Written request - What lines of the data include the string "운전자가"? Copy them all.

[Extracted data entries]
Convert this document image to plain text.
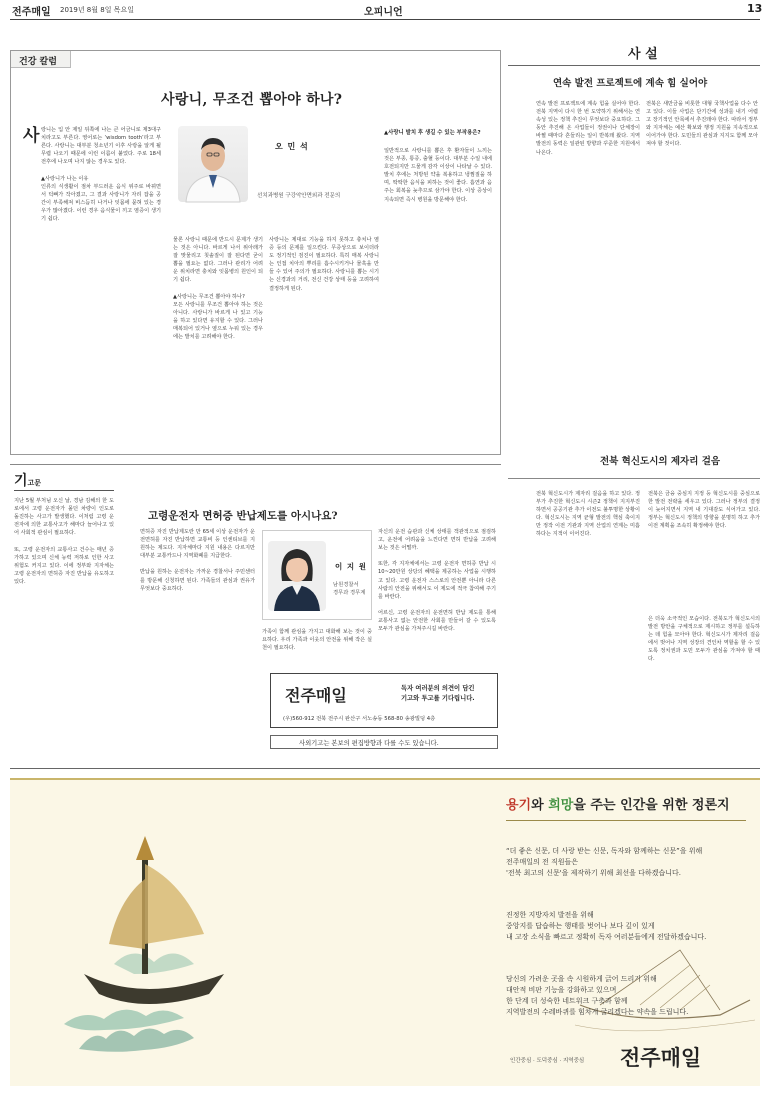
전주매일 2019년 8월 8일 목요일	오피니언	13
건강 칼럼
사랑니, 무조건 뽑아야 하나?
오 민 석
선치과병원 구강악안면외과 전문의
사 랑니는 입 안 제일 뒤쪽에 나는 큰 어금니로 제3대구치라고도 부른다. 영어로는 ‘wisdom tooth’라고 부른다. 사랑니는 대부분 청소년기 이후 사랑을 알게 될 무렵 나오기 때문에 이런 이름이 붙었다. 주로 18세 전후에 나오며 나지 않는 경우도 있다.

▲사랑니가 나는 이유
인류의 식생활이 점차 부드러운 음식 위주로 바뀌면서 턱뼈가 작아졌고, 그 결과 사랑니가 자리 잡을 공간이 부족해져 비스듬히 나거나 잇몸에 묻혀 있는 경우가 많아졌다. 이런 경우 음식물이 끼고 염증이 생기기 쉽다.
물론 사랑니 때문에 반드시 문제가 생기는 것은 아니다. 바르게 나서 위아래가 잘 맞물리고 칫솔질이 잘 된다면 굳이 뽑을 필요는 없다. 그러나 관리가 어려운 위치라면 충치와 잇몸병의 원인이 되기 쉽다.

▲사랑니는 무조건 뽑아야 하나?
모든 사랑니를 무조건 뽑아야 하는 것은 아니다. 사랑니가 바르게 나 있고 기능을 하고 있다면 유지할 수 있다. 그러나 매복되어 있거나 옆으로 누워 있는 경우에는 발치를 고려해야 한다.
사랑니는 제대로 기능을 하지 못하고 충치나 염증 등의 문제를 일으킨다. 무증상으로 보이더라도 정기적인 검진이 필요하다. 특히 매복 사랑니는 인접 치아의 뿌리를 흡수시키거나 물혹을 만들 수 있어 주의가 필요하다. 사랑니를 뽑는 시기는 신경과의 거리, 전신 건강 상태 등을 고려하여 결정하게 된다.
▲사랑니 발치 후 생길 수 있는 부작용은?
일반적으로 사랑니를 뽑은 후 환자들이 느끼는 것은 부종, 통증, 출혈 등이다. 대부분 수일 내에 호전되지만 드물게 감각 이상이 나타날 수 있다. 발치 후에는 처방된 약을 복용하고 냉찜질을 하며, 딱딱한 음식을 피하는 것이 좋다. 흡연과 음주는 회복을 늦추므로 삼가야 한다. 이상 증상이 지속되면 즉시 병원을 방문해야 한다.
사 설
연속 발전 프로젝트에 계속 힘 실어야
연속 발전 프로젝트에 계속 힘을 실어야 한다. 전북 지역이 다시 한 번 도약하기 위해서는 연속성 있는 정책 추진이 무엇보다 중요하다. 그동안 추진해 온 사업들이 정권이나 단체장이 바뀔 때마다 흔들리는 일이 반복돼 왔다. 지역 발전의 동력은 일관된 방향과 꾸준한 지원에서 나온다.
전북은 새만금을 비롯한 대형 국책사업을 다수 안고 있다. 이들 사업은 단기간에 성과를 내기 어렵고 장기적인 안목에서 추진돼야 한다. 따라서 정부와 지자체는 예산 확보와 행정 지원을 지속적으로 이어가야 한다. 도민들의 관심과 지지도 함께 모아져야 할 것이다.
전북 혁신도시의 제자리 걸음
전북 혁신도시가 제자리 걸음을 하고 있다. 정부가 추진한 혁신도시 시즌2 정책이 지지부진하면서 공공기관 추가 이전도 불투명한 상황이다. 혁신도시는 지역 균형 발전의 핵심 축이지만 정작 이전 기관과 지역 산업의 연계는 미흡하다는 지적이 이어진다.
전북은 금융 중심지 지정 등 혁신도시를 중심으로 한 발전 전략을 세우고 있다. 그러나 정부의 결정이 늦어지면서 지역 내 기대감도 식어가고 있다. 정부는 혁신도시 정책의 방향을 분명히 하고 추가 이전 계획을 조속히 확정해야 한다.
은 더욱 소극적인 모습이다. 전북도가 혁신도시의 발전 방안을 구체적으로 제시하고 정부를 설득하는 데 힘을 모아야 한다. 혁신도시가 제자리 걸음에서 벗어나 지역 성장의 견인차 역할을 할 수 있도록 정치권과 도민 모두가 관심을 가져야 할 때다.
기고문
지난 5월 부처님 오신 날, 경남 김해의 한 도로에서 고령 운전자가 몰던 차량이 인도로 돌진하는 사고가 발생했다. 이처럼 고령 운전자에 의한 교통사고가 해마다 늘어나고 있어 사회적 관심이 필요하다.

또, 고령 운전자의 교통사고 건수는 매년 증가하고 있으며 신체 능력 저하로 인한 사고 위험도 커지고 있다. 이에 정부와 지자체는 고령 운전자의 면허증 자진 반납을 유도하고 있다.
고령운전자 면허증 반납제도를 아시나요?
면허증 자진 반납제도란 만 65세 이상 운전자가 운전면허를 자진 반납하면 교통비 등 인센티브를 지원하는 제도다. 지자체마다 지원 내용은 다르지만 대부분 교통카드나 지역화폐를 지급한다.

반납을 원하는 운전자는 가까운 경찰서나 주민센터를 방문해 신청하면 된다. 가족들의 관심과 권유가 무엇보다 중요하다.
이 지 원
남원경찰서
경무과 경무계
가족이 함께 관심을 가지고 대화해 보는 것이 중요하다. 우리 가족과 이웃의 안전을 위해 작은 실천이 필요하다.
자신의 운전 습관과 신체 상태를 객관적으로 점검하고, 운전에 어려움을 느낀다면 면허 반납을 고려해 보는 것은 어떨까.

또한, 각 지자체에서는 고령 운전자 면허증 반납 시 10~20만원 상당의 혜택을 제공하는 사업을 시행하고 있다. 고령 운전자 스스로의 안전뿐 아니라 다른 사람의 안전을 위해서도 이 제도에 적극 참여해 주기를 바란다.

어르신, 고령 운전자의 운전면허 반납 제도를 통해 교통사고 없는 안전한 사회를 만들어 갈 수 있도록 모두가 관심을 가져주시길 바란다.
전주매일	독자 여러분의 의견이 담긴
기고와 투고를 기다립니다.
(우)560-912 전북 전주시 완산구 서노송동 568-80 송광빌딩 4층
사외기고는 본보의 편집방향과 다를 수도 있습니다.
용기와 희망을 주는 인간을 위한 정론지
“더 좋은 신문, 더 사랑 받는 신문, 독자와 함께하는 신문”을 위해
전주매일의 전 직원들은
'전북 최고의 신문'을 제작하기 위해 최선을 다하겠습니다.
진정한 지방자치 발전을 위해
중앙지를 답습하는 행태를 벗어나 보다 깊이 있게
내 고장 소식을 빠르고 정확히 독자 여러분들에게 전달하겠습니다.
당신의 가려운 곳을 속 시원하게 긁어 드리기 위해
대안적 비판 기능을 강화하고 있으며
한 단계 더 성숙한 네트워크 구축과 함께
지역발전의 수레바퀴를 힘차게 굴리겠다는 약속을 드립니다.
인간중심 · 도덕중심 · 지역중심 전주매일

Result of this task -
지난 5월 부처님 오신 날, 경남 김해의 한 도로에서 고령 운전자가 몰던 차량이 인도로 돌진하는 사고가 발생했다. 이처럼 고령 운전자에 의한 교통사고가 해마다 늘어나고 있어 사회적 관심이 필요하다.
면허증 자진 반납제도란 만 65세 이상 운전자가 운전면허를 자진 반납하면 교통비 등 인센티브를 지원하는 제도다. 지자체마다 지원 내용은 다르지만 대부분 교통카드나 지역화폐를 지급한다.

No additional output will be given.